---- GIVEN RECORDS

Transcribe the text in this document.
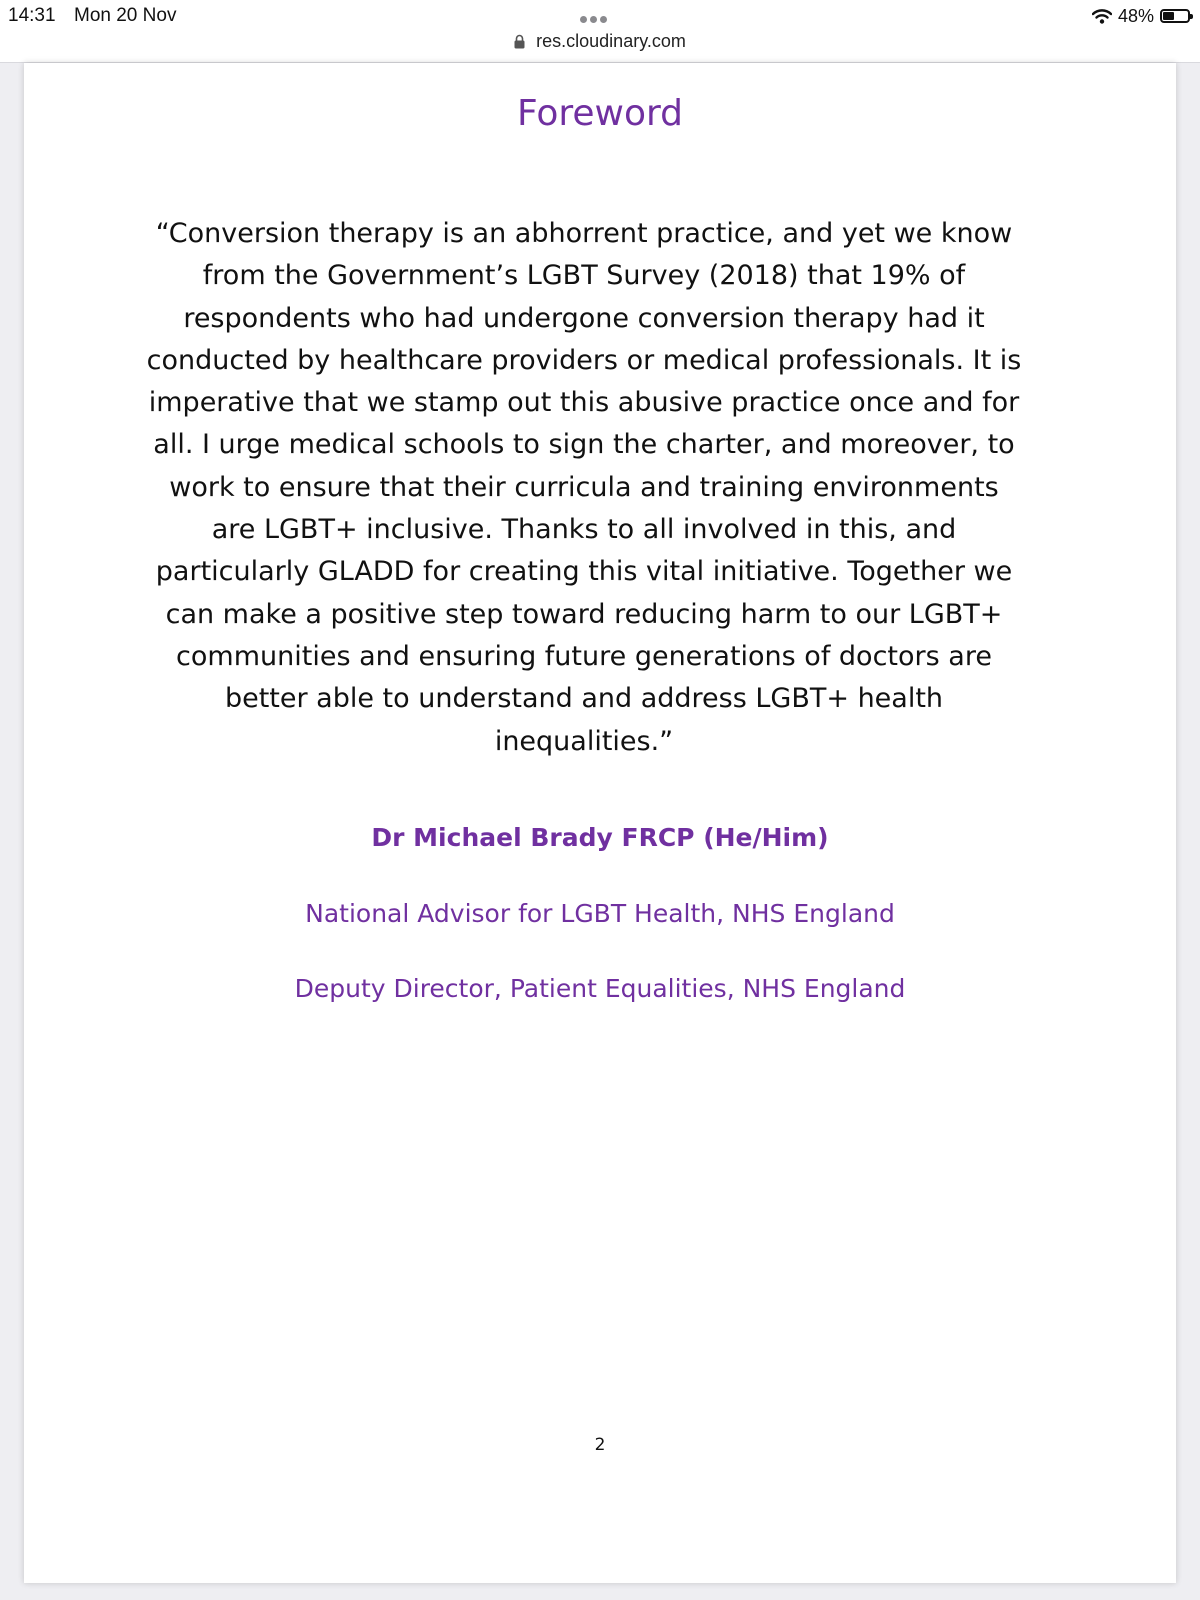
14:31 Mon 20 Nov
res.cloudinary.com
48%
Foreword

“Conversion therapy is an abhorrent practice, and yet we know from the Government’s LGBT Survey (2018) that 19% of respondents who had undergone conversion therapy had it conducted by healthcare providers or medical professionals. It is imperative that we stamp out this abusive practice once and for all. I urge medical schools to sign the charter, and moreover, to work to ensure that their curricula and training environments are LGBT+ inclusive. Thanks to all involved in this, and particularly GLADD for creating this vital initiative. Together we can make a positive step toward reducing harm to our LGBT+ communities and ensuring future generations of doctors are better able to understand and address LGBT+ health inequalities.”

Dr Michael Brady FRCP (He/Him)
National Advisor for LGBT Health, NHS England
Deputy Director, Patient Equalities, NHS England
2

--------

> _REQUIRED TASK_:
Drop the images and quote the entries word for word.

> _WRITTEN REPLY_:
Transcribe the text in this document.
14:31 Mon 20 Nov
res.cloudinary.com
48%
Foreword

“Conversion therapy is an abhorrent practice, and yet we know from the Government’s LGBT Survey (2018) that 19% of respondents who had undergone conversion therapy had it conducted by healthcare providers or medical professionals. It is imperative that we stamp out this abusive practice once and for all. I urge medical schools to sign the charter, and moreover, to work to ensure that their curricula and training environments are LGBT+ inclusive. Thanks to all involved in this, and particularly GLADD for creating this vital initiative. Together we can make a positive step toward reducing harm to our LGBT+ communities and ensuring future generations of doctors are better able to understand and address LGBT+ health inequalities.”

Dr Michael Brady FRCP (He/Him)
National Advisor for LGBT Health, NHS England
Deputy Director, Patient Equalities, NHS England
2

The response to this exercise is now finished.